* WORKING DATA
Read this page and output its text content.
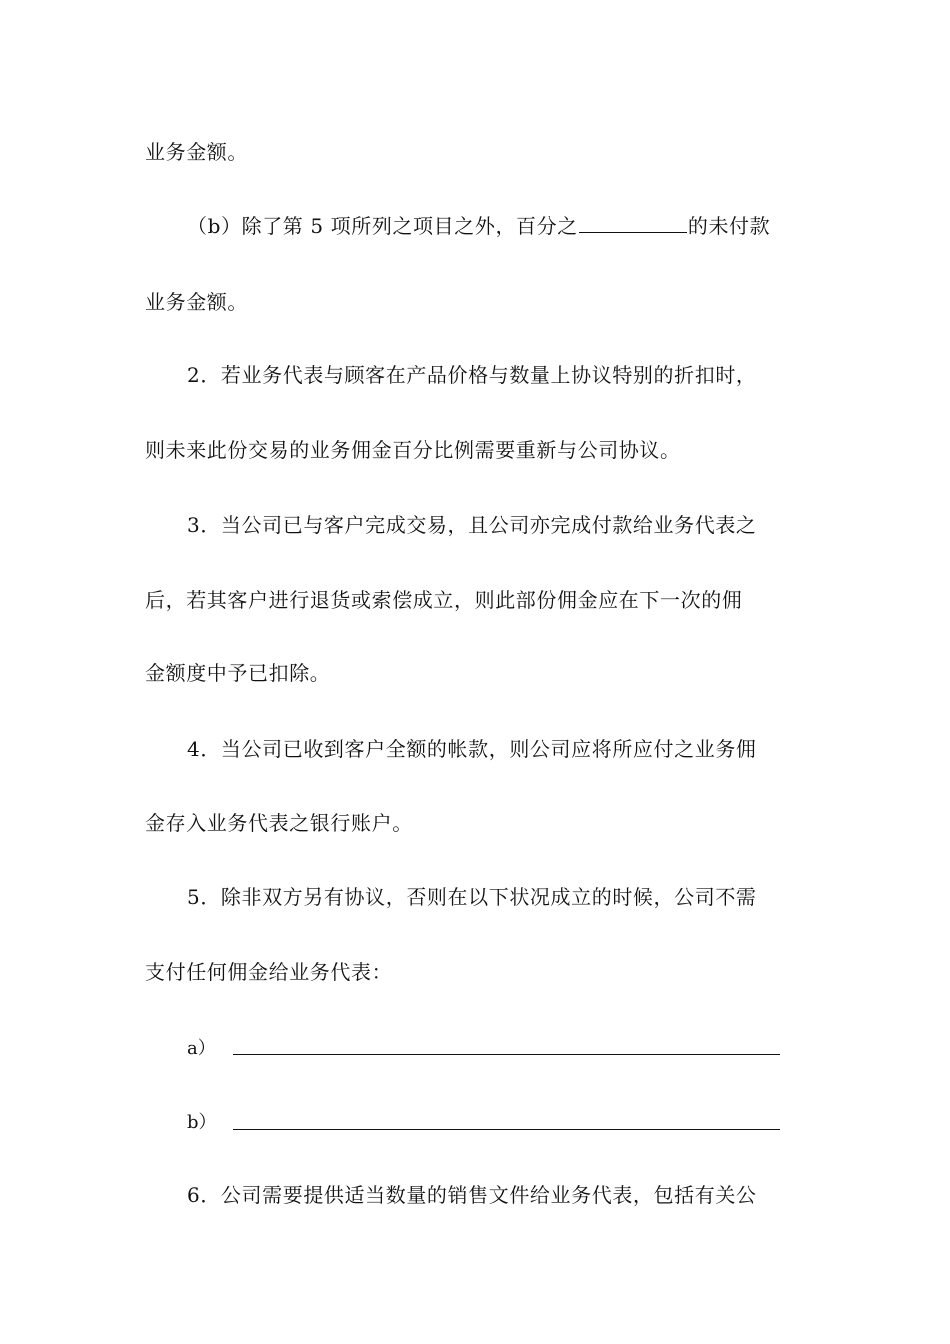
业务金额。
（b）除了第 5 项所列之项目之外，百分之	的未付款
业务金额。
2．若业务代表与顾客在产品价格与数量上协议特别的折扣时，
则未来此份交易的业务佣金百分比例需要重新与公司协议。
3．当公司已与客户完成交易，且公司亦完成付款给业务代表之
后，若其客户进行退货或索偿成立，则此部份佣金应在下一次的佣
金额度中予已扣除。
4．当公司已收到客户全额的帐款，则公司应将所应付之业务佣
金存入业务代表之银行账户。
5．除非双方另有协议，否则在以下状况成立的时候，公司不需
支付任何佣金给业务代表：
a）
b）
6．公司需要提供适当数量的销售文件给业务代表，包括有关公
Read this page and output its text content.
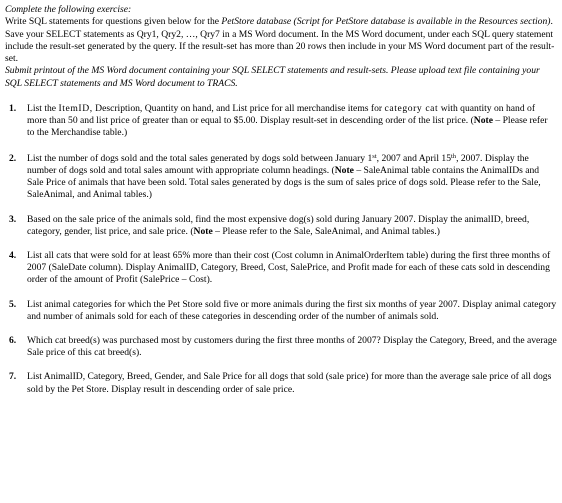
Complete the following exercise:

Write SQL statements for questions given below for the PetStore database (Script for PetStore database is available in the Resources section). Save your SELECT statements as Qry1, Qry2, …, Qry7 in a MS Word document. In the MS Word document, under each SQL query statement include the result-set generated by the query. If the result-set has more than 20 rows then include in your MS Word document part of the result-set.

Submit printout of the MS Word document containing your SQL SELECT statements and result-sets. Please upload text file containing your SQL SELECT statements and MS Word document to TRACS.

1. List the ItemID, Description, Quantity on hand, and List price for all merchandise items for category cat with quantity on hand of more than 50 and list price of greater than or equal to $5.00. Display result-set in descending order of the list price. (Note – Please refer to the Merchandise table.)
2. List the number of dogs sold and the total sales generated by dogs sold between January 1st, 2007 and April 15th, 2007. Display the number of dogs sold and total sales amount with appropriate column headings. (Note – SaleAnimal table contains the AnimalIDs and Sale Price of animals that have been sold. Total sales generated by dogs is the sum of sales price of dogs sold. Please refer to the Sale, SaleAnimal, and Animal tables.)
3. Based on the sale price of the animals sold, find the most expensive dog(s) sold during January 2007. Display the animalID, breed, category, gender, list price, and sale price. (Note – Please refer to the Sale, SaleAnimal, and Animal tables.)
4. List all cats that were sold for at least 65% more than their cost (Cost column in AnimalOrderItem table) during the first three months of 2007 (SaleDate column). Display AnimalID, Category, Breed, Cost, SalePrice, and Profit made for each of these cats sold in descending order of the amount of Profit (SalePrice – Cost).
5. List animal categories for which the Pet Store sold five or more animals during the first six months of year 2007. Display animal category and number of animals sold for each of these categories in descending order of the number of animals sold.
6. Which cat breed(s) was purchased most by customers during the first three months of 2007? Display the Category, Breed, and the average Sale price of this cat breed(s).
7. List AnimalID, Category, Breed, Gender, and Sale Price for all dogs that sold (sale price) for more than the average sale price of all dogs sold by the Pet Store. Display result in descending order of sale price.
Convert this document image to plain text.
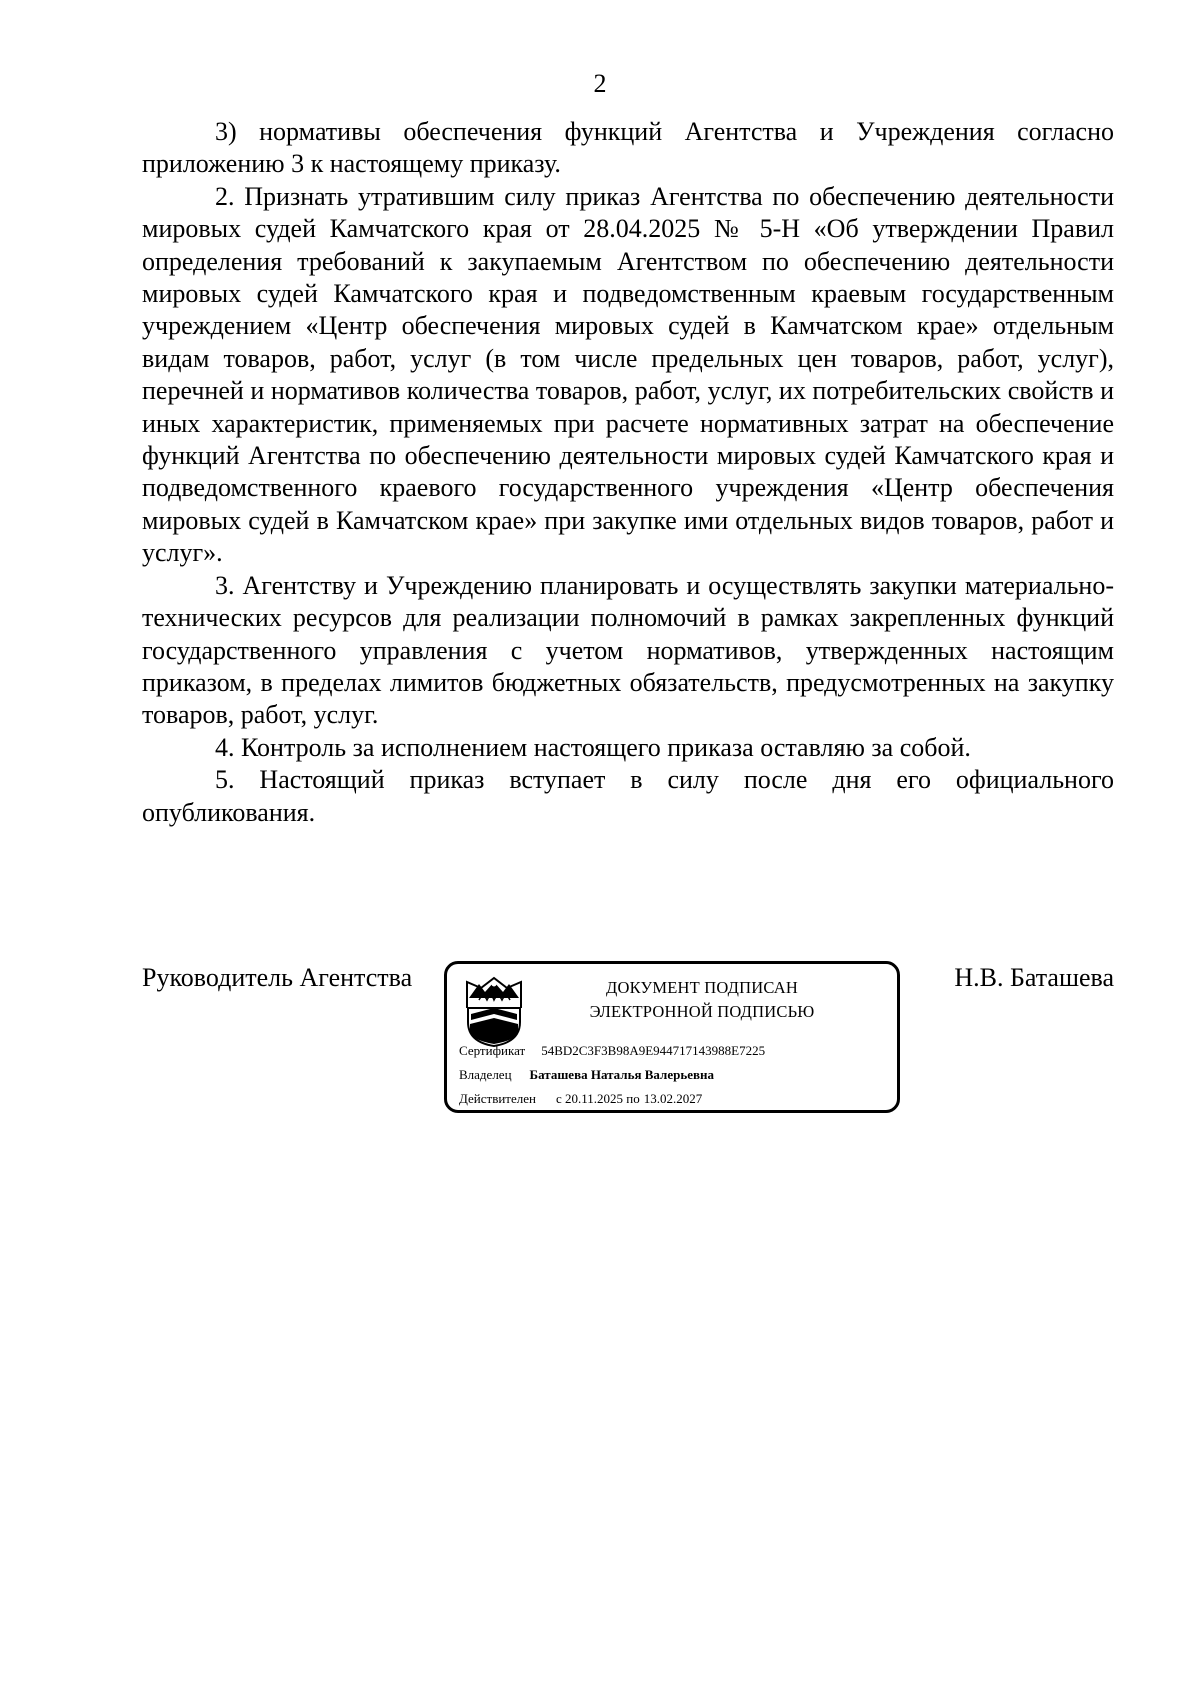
2

3) нормативы обеспечения функций Агентства и Учреждения согласно приложению 3 к настоящему приказу.

2. Признать утратившим силу приказ Агентства по обеспечению деятельности мировых судей Камчатского края от 28.04.2025 № 5-Н «Об утверждении Правил определения требований к закупаемым Агентством по обеспечению деятельности мировых судей Камчатского края и подведомственным краевым государственным учреждением «Центр обеспечения мировых судей в Камчатском крае» отдельным видам товаров, работ, услуг (в том числе предельных цен товаров, работ, услуг), перечней и нормативов количества товаров, работ, услуг, их потребительских свойств и иных характеристик, применяемых при расчете нормативных затрат на обеспечение функций Агентства по обеспечению деятельности мировых судей Камчатского края и подведомственного краевого государственного учреждения «Центр обеспечения мировых судей в Камчатском крае» при закупке ими отдельных видов товаров, работ и услуг».

3. Агентству и Учреждению планировать и осуществлять закупки материально-технических ресурсов для реализации полномочий в рамках закрепленных функций государственного управления с учетом нормативов, утвержденных настоящим приказом, в пределах лимитов бюджетных обязательств, предусмотренных на закупку товаров, работ, услуг.

4. Контроль за исполнением настоящего приказа оставляю за собой.

5. Настоящий приказ вступает в силу после дня его официального опубликования.

Руководитель Агентства	Н.В. Баташева
ДОКУМЕНТ ПОДПИСАН
ЭЛЕКТРОННОЙ ПОДПИСЬЮ
Сертификат 54BD2C3F3B98A9E944717143988E7225
Владелец Баташева Наталья Валерьевна
Действителен с 20.11.2025 по 13.02.2027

* WHAT IS ASKED
Using the records given above, list every line that includes the word "with".

* EXERCISE OUTPUT
1. List the ItemID, Description, Quantity on hand, and List price for all merchandise items for category cat with quantity on hand of more than 50 and list price of greater than or equal to $5.00. Display result-set in descending order of the list price. (Note – Please refer to the Merchandise table.)
2. List the number of dogs sold and the total sales generated by dogs sold between January 1st, 2007 and April 15th, 2007. Display the number of dogs sold and total sales amount with appropriate column headings. (Note – SaleAnimal table contains the AnimalIDs and Sale Price of animals that have been sold. Total sales generated by dogs is the sum of sales price of dogs sold. Please refer to the Sale, SaleAnimal, and Animal tables.)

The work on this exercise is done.